- _SET TASK_
Quote each record exactly, please, leaving none out.

- _RECORDS_
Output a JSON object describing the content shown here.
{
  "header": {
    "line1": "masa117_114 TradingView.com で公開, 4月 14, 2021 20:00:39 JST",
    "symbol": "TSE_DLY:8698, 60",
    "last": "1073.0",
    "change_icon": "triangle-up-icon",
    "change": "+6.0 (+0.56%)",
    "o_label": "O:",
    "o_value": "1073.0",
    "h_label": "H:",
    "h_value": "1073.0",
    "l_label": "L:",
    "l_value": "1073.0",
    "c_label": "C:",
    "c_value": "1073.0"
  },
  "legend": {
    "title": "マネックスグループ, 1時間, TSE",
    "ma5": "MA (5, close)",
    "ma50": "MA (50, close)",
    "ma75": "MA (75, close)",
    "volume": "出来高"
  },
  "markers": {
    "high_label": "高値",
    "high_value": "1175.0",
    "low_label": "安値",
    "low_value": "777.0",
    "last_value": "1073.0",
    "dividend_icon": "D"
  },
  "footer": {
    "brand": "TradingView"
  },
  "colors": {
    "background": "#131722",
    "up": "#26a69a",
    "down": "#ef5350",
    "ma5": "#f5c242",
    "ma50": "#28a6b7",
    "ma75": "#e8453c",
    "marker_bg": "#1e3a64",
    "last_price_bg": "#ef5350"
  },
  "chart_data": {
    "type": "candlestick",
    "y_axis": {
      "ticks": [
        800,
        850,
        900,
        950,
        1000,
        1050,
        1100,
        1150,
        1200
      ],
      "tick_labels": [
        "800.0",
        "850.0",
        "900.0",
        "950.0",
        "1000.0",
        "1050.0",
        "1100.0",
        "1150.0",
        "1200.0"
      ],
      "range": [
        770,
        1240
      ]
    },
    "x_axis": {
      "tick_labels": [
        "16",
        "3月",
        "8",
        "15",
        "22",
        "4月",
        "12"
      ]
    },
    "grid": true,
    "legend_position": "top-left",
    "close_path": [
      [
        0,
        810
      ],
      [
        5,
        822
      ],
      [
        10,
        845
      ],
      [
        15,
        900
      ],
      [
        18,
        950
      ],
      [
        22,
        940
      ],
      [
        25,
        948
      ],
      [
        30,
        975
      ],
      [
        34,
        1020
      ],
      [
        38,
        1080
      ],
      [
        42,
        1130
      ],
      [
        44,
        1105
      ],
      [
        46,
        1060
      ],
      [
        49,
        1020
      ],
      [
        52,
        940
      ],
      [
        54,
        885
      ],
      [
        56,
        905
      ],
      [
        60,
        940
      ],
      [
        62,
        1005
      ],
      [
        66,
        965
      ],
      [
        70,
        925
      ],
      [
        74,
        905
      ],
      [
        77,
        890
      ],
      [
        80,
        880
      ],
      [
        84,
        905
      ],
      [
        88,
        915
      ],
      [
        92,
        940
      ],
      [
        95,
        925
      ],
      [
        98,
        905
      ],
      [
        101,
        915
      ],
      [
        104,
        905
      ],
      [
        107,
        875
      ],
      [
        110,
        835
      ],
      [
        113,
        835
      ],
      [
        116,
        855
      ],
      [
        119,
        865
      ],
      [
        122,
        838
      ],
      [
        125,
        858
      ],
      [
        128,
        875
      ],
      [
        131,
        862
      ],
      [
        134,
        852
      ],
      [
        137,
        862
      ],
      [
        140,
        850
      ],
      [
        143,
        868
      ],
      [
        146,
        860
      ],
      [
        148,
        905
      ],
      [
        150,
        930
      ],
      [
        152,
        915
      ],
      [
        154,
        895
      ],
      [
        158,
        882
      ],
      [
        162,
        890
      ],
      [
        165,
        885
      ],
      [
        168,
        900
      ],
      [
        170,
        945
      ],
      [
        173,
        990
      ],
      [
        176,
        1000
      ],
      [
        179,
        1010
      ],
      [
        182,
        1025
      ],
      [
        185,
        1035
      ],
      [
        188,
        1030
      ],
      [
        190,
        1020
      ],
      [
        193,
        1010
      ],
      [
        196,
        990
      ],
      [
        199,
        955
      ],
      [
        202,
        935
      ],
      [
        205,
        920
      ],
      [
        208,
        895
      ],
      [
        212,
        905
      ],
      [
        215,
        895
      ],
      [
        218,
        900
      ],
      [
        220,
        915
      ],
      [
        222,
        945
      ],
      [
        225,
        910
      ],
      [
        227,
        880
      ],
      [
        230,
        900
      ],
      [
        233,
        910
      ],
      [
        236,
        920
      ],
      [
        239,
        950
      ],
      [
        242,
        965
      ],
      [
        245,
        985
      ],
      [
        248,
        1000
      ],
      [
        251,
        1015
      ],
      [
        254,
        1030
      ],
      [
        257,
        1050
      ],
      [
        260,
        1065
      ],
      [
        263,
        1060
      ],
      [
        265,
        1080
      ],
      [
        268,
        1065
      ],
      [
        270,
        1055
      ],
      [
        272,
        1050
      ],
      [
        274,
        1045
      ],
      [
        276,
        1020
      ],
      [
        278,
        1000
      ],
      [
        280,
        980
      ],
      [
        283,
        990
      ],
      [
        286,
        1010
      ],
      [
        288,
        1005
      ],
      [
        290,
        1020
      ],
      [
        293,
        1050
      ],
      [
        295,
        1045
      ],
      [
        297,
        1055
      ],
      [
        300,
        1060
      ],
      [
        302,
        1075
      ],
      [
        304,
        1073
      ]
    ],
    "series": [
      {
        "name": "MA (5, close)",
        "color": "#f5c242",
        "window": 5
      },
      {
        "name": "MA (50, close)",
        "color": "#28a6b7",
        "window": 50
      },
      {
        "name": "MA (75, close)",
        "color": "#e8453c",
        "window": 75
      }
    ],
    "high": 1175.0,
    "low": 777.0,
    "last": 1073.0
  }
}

- _RESPONSE_
Output a JSON object describing the content shown here.
{
  "header": {
    "line1": "masa117_114 TradingView.com で公開, 4月 14, 2021 20:00:39 JST",
    "symbol": "TSE_DLY:8698, 60",
    "last": "1073.0",
    "change_icon": "triangle-up-icon",
    "change": "+6.0 (+0.56%)",
    "o_label": "O:",
    "o_value": "1073.0",
    "h_label": "H:",
    "h_value": "1073.0",
    "l_label": "L:",
    "l_value": "1073.0",
    "c_label": "C:",
    "c_value": "1073.0"
  },
  "legend": {
    "title": "マネックスグループ, 1時間, TSE",
    "ma5": "MA (5, close)",
    "ma50": "MA (50, close)",
    "ma75": "MA (75, close)",
    "volume": "出来高"
  },
  "markers": {
    "high_label": "高値",
    "high_value": "1175.0",
    "low_label": "安値",
    "low_value": "777.0",
    "last_value": "1073.0",
    "dividend_icon": "D"
  },
  "footer": {
    "brand": "TradingView"
  },
  "colors": {
    "background": "#131722",
    "up": "#26a69a",
    "down": "#ef5350",
    "ma5": "#f5c242",
    "ma50": "#28a6b7",
    "ma75": "#e8453c",
    "marker_bg": "#1e3a64",
    "last_price_bg": "#ef5350"
  },
  "chart_data": {
    "type": "candlestick",
    "y_axis": {
      "ticks": [
        800,
        850,
        900,
        950,
        1000,
        1050,
        1100,
        1150,
        1200
      ],
      "tick_labels": [
        "800.0",
        "850.0",
        "900.0",
        "950.0",
        "1000.0",
        "1050.0",
        "1100.0",
        "1150.0",
        "1200.0"
      ],
      "range": [
        770,
        1240
      ]
    },
    "x_axis": {
      "tick_labels": [
        "16",
        "3月",
        "8",
        "15",
        "22",
        "4月",
        "12"
      ]
    },
    "grid": true,
    "legend_position": "top-left",
    "close_path": [
      [
        0,
        810
      ],
      [
        5,
        822
      ],
      [
        10,
        845
      ],
      [
        15,
        900
      ],
      [
        18,
        950
      ],
      [
        22,
        940
      ],
      [
        25,
        948
      ],
      [
        30,
        975
      ],
      [
        34,
        1020
      ],
      [
        38,
        1080
      ],
      [
        42,
        1130
      ],
      [
        44,
        1105
      ],
      [
        46,
        1060
      ],
      [
        49,
        1020
      ],
      [
        52,
        940
      ],
      [
        54,
        885
      ],
      [
        56,
        905
      ],
      [
        60,
        940
      ],
      [
        62,
        1005
      ],
      [
        66,
        965
      ],
      [
        70,
        925
      ],
      [
        74,
        905
      ],
      [
        77,
        890
      ],
      [
        80,
        880
      ],
      [
        84,
        905
      ],
      [
        88,
        915
      ],
      [
        92,
        940
      ],
      [
        95,
        925
      ],
      [
        98,
        905
      ],
      [
        101,
        915
      ],
      [
        104,
        905
      ],
      [
        107,
        875
      ],
      [
        110,
        835
      ],
      [
        113,
        835
      ],
      [
        116,
        855
      ],
      [
        119,
        865
      ],
      [
        122,
        838
      ],
      [
        125,
        858
      ],
      [
        128,
        875
      ],
      [
        131,
        862
      ],
      [
        134,
        852
      ],
      [
        137,
        862
      ],
      [
        140,
        850
      ],
      [
        143,
        868
      ],
      [
        146,
        860
      ],
      [
        148,
        905
      ],
      [
        150,
        930
      ],
      [
        152,
        915
      ],
      [
        154,
        895
      ],
      [
        158,
        882
      ],
      [
        162,
        890
      ],
      [
        165,
        885
      ],
      [
        168,
        900
      ],
      [
        170,
        945
      ],
      [
        173,
        990
      ],
      [
        176,
        1000
      ],
      [
        179,
        1010
      ],
      [
        182,
        1025
      ],
      [
        185,
        1035
      ],
      [
        188,
        1030
      ],
      [
        190,
        1020
      ],
      [
        193,
        1010
      ],
      [
        196,
        990
      ],
      [
        199,
        955
      ],
      [
        202,
        935
      ],
      [
        205,
        920
      ],
      [
        208,
        895
      ],
      [
        212,
        905
      ],
      [
        215,
        895
      ],
      [
        218,
        900
      ],
      [
        220,
        915
      ],
      [
        222,
        945
      ],
      [
        225,
        910
      ],
      [
        227,
        880
      ],
      [
        230,
        900
      ],
      [
        233,
        910
      ],
      [
        236,
        920
      ],
      [
        239,
        950
      ],
      [
        242,
        965
      ],
      [
        245,
        985
      ],
      [
        248,
        1000
      ],
      [
        251,
        1015
      ],
      [
        254,
        1030
      ],
      [
        257,
        1050
      ],
      [
        260,
        1065
      ],
      [
        263,
        1060
      ],
      [
        265,
        1080
      ],
      [
        268,
        1065
      ],
      [
        270,
        1055
      ],
      [
        272,
        1050
      ],
      [
        274,
        1045
      ],
      [
        276,
        1020
      ],
      [
        278,
        1000
      ],
      [
        280,
        980
      ],
      [
        283,
        990
      ],
      [
        286,
        1010
      ],
      [
        288,
        1005
      ],
      [
        290,
        1020
      ],
      [
        293,
        1050
      ],
      [
        295,
        1045
      ],
      [
        297,
        1055
      ],
      [
        300,
        1060
      ],
      [
        302,
        1075
      ],
      [
        304,
        1073
      ]
    ],
    "series": [
      {
        "name": "MA (5, close)",
        "color": "#f5c242",
        "window": 5
      },
      {
        "name": "MA (50, close)",
        "color": "#28a6b7",
        "window": 50
      },
      {
        "name": "MA (75, close)",
        "color": "#e8453c",
        "window": 75
      }
    ],
    "high": 1175.0,
    "low": 777.0,
    "last": 1073.0
  }
}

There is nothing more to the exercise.